**GIVEN INSTRUCTION**
Only the pictures stay out; every record is to be quoted exactly.

**Data entries**
------------

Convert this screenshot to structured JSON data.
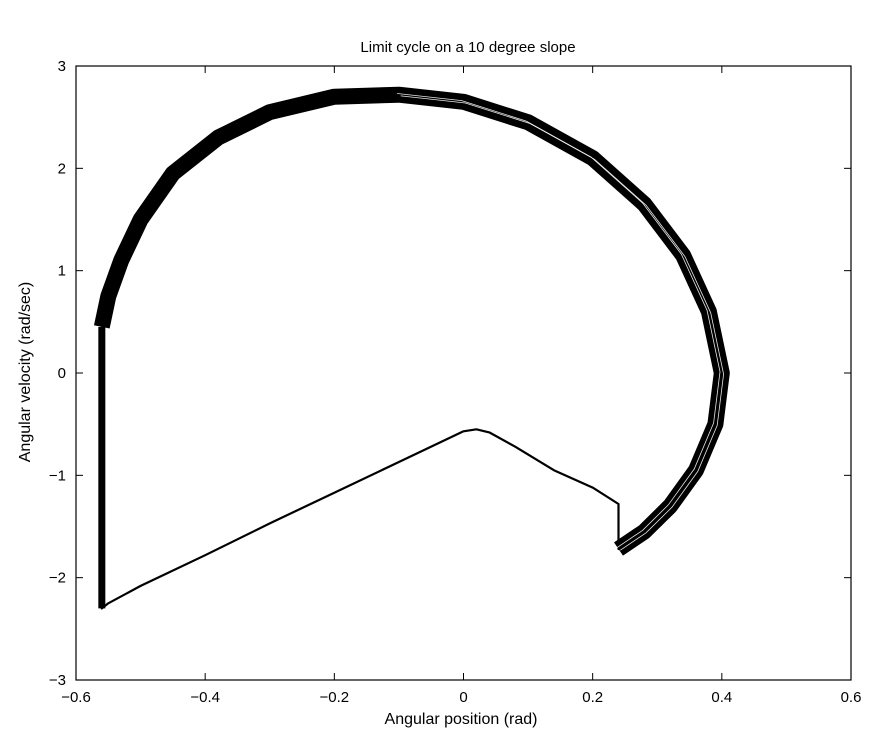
{
  "chart_data": {
    "type": "line",
    "title": "Limit cycle on a 10 degree slope",
    "xlabel": "Angular position (rad)",
    "ylabel": "Angular velocity (rad/sec)",
    "xlim": [
      -0.6,
      0.6
    ],
    "ylim": [
      -3,
      3
    ],
    "x_ticks": [
      -0.6,
      -0.4,
      -0.2,
      0,
      0.2,
      0.4,
      0.6
    ],
    "y_ticks": [
      -3,
      -2,
      -1,
      0,
      1,
      2,
      3
    ],
    "x_tick_labels": [
      "−0.6",
      "−0.4",
      "−0.2",
      "0",
      "0.2",
      "0.4",
      "0.6"
    ],
    "y_tick_labels": [
      "−3",
      "−2",
      "−1",
      "0",
      "1",
      "2",
      "3"
    ],
    "grid": false,
    "line_color": "#000000",
    "series": [
      {
        "points": [
          [
            -0.56,
            0.45
          ],
          [
            -0.55,
            0.75
          ],
          [
            -0.53,
            1.1
          ],
          [
            -0.5,
            1.5
          ],
          [
            -0.45,
            1.95
          ],
          [
            -0.38,
            2.3
          ],
          [
            -0.3,
            2.55
          ],
          [
            -0.2,
            2.7
          ],
          [
            -0.1,
            2.72
          ],
          [
            0.0,
            2.65
          ],
          [
            0.1,
            2.45
          ],
          [
            0.2,
            2.1
          ],
          [
            0.28,
            1.65
          ],
          [
            0.34,
            1.15
          ],
          [
            0.38,
            0.6
          ],
          [
            0.4,
            0.0
          ],
          [
            0.39,
            -0.5
          ],
          [
            0.36,
            -0.95
          ],
          [
            0.32,
            -1.3
          ],
          [
            0.28,
            -1.55
          ],
          [
            0.24,
            -1.72
          ],
          [
            0.24,
            -1.28
          ],
          [
            0.2,
            -1.12
          ],
          [
            0.14,
            -0.95
          ],
          [
            0.08,
            -0.72
          ],
          [
            0.04,
            -0.58
          ],
          [
            0.02,
            -0.55
          ],
          [
            0.0,
            -0.57
          ],
          [
            -0.1,
            -0.87
          ],
          [
            -0.2,
            -1.17
          ],
          [
            -0.3,
            -1.47
          ],
          [
            -0.4,
            -1.78
          ],
          [
            -0.5,
            -2.08
          ],
          [
            -0.55,
            -2.25
          ],
          [
            -0.56,
            -2.3
          ],
          [
            -0.56,
            0.45
          ]
        ]
      }
    ]
  }
}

------------

**TASK ANSWER**
Convert this screenshot to structured JSON data.
{
  "chart_data": {
    "type": "line",
    "title": "Limit cycle on a 10 degree slope",
    "xlabel": "Angular position (rad)",
    "ylabel": "Angular velocity (rad/sec)",
    "xlim": [
      -0.6,
      0.6
    ],
    "ylim": [
      -3,
      3
    ],
    "x_ticks": [
      -0.6,
      -0.4,
      -0.2,
      0,
      0.2,
      0.4,
      0.6
    ],
    "y_ticks": [
      -3,
      -2,
      -1,
      0,
      1,
      2,
      3
    ],
    "x_tick_labels": [
      "−0.6",
      "−0.4",
      "−0.2",
      "0",
      "0.2",
      "0.4",
      "0.6"
    ],
    "y_tick_labels": [
      "−3",
      "−2",
      "−1",
      "0",
      "1",
      "2",
      "3"
    ],
    "grid": false,
    "line_color": "#000000",
    "series": [
      {
        "points": [
          [
            -0.56,
            0.45
          ],
          [
            -0.55,
            0.75
          ],
          [
            -0.53,
            1.1
          ],
          [
            -0.5,
            1.5
          ],
          [
            -0.45,
            1.95
          ],
          [
            -0.38,
            2.3
          ],
          [
            -0.3,
            2.55
          ],
          [
            -0.2,
            2.7
          ],
          [
            -0.1,
            2.72
          ],
          [
            0.0,
            2.65
          ],
          [
            0.1,
            2.45
          ],
          [
            0.2,
            2.1
          ],
          [
            0.28,
            1.65
          ],
          [
            0.34,
            1.15
          ],
          [
            0.38,
            0.6
          ],
          [
            0.4,
            0.0
          ],
          [
            0.39,
            -0.5
          ],
          [
            0.36,
            -0.95
          ],
          [
            0.32,
            -1.3
          ],
          [
            0.28,
            -1.55
          ],
          [
            0.24,
            -1.72
          ],
          [
            0.24,
            -1.28
          ],
          [
            0.2,
            -1.12
          ],
          [
            0.14,
            -0.95
          ],
          [
            0.08,
            -0.72
          ],
          [
            0.04,
            -0.58
          ],
          [
            0.02,
            -0.55
          ],
          [
            0.0,
            -0.57
          ],
          [
            -0.1,
            -0.87
          ],
          [
            -0.2,
            -1.17
          ],
          [
            -0.3,
            -1.47
          ],
          [
            -0.4,
            -1.78
          ],
          [
            -0.5,
            -2.08
          ],
          [
            -0.55,
            -2.25
          ],
          [
            -0.56,
            -2.3
          ],
          [
            -0.56,
            0.45
          ]
        ]
      }
    ]
  }
}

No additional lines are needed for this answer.